### [EXCERPTED DATA]
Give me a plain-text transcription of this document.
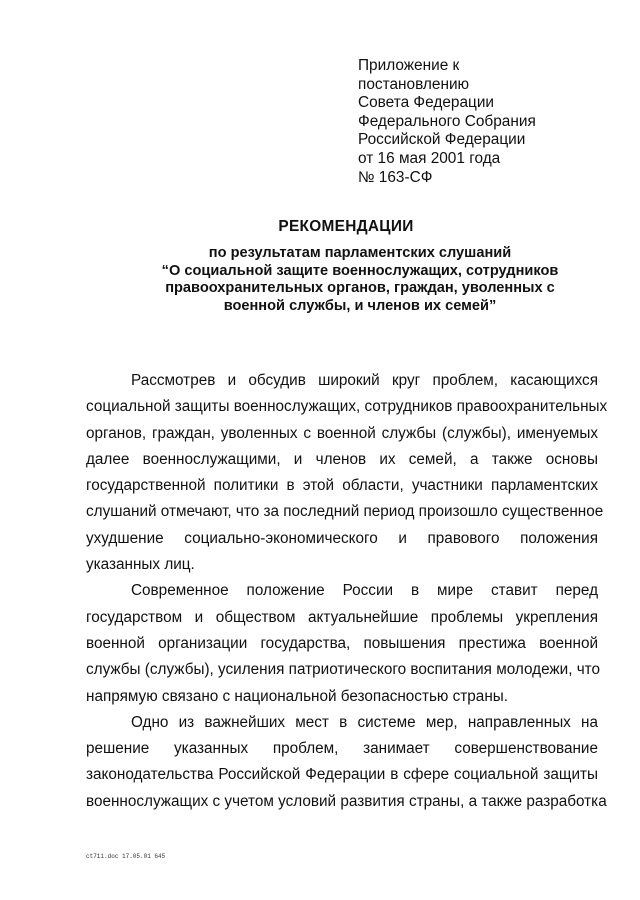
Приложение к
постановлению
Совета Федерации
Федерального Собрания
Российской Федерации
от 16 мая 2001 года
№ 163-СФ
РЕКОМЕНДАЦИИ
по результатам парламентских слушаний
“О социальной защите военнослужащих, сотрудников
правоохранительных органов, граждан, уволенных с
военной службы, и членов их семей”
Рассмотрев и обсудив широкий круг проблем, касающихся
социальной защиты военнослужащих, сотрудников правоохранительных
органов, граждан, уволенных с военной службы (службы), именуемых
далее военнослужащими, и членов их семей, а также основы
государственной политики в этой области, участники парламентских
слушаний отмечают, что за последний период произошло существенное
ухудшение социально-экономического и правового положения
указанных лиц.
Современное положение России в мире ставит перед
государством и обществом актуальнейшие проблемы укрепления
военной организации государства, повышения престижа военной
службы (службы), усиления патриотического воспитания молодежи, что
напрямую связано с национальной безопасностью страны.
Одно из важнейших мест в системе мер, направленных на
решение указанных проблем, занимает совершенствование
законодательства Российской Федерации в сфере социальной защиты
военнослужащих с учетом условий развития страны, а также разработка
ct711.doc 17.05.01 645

### [WORK INSTRUCTIONS]
In your copy of the listing above, reproduce each line exactly and omit all pictures.

### [ANSWER BELOW]
Give me a plain-text transcription of this document.
Приложение к
постановлению
Совета Федерации
Федерального Собрания
Российской Федерации
от 16 мая 2001 года
№ 163-СФ
РЕКОМЕНДАЦИИ
по результатам парламентских слушаний
“О социальной защите военнослужащих, сотрудников
правоохранительных органов, граждан, уволенных с
военной службы, и членов их семей”
Рассмотрев и обсудив широкий круг проблем, касающихся
социальной защиты военнослужащих, сотрудников правоохранительных
органов, граждан, уволенных с военной службы (службы), именуемых
далее военнослужащими, и членов их семей, а также основы
государственной политики в этой области, участники парламентских
слушаний отмечают, что за последний период произошло существенное
ухудшение социально-экономического и правового положения
указанных лиц.
Современное положение России в мире ставит перед
государством и обществом актуальнейшие проблемы укрепления
военной организации государства, повышения престижа военной
службы (службы), усиления патриотического воспитания молодежи, что
напрямую связано с национальной безопасностью страны.
Одно из важнейших мест в системе мер, направленных на
решение указанных проблем, занимает совершенствование
законодательства Российской Федерации в сфере социальной защиты
военнослужащих с учетом условий развития страны, а также разработка
ct711.doc 17.05.01 645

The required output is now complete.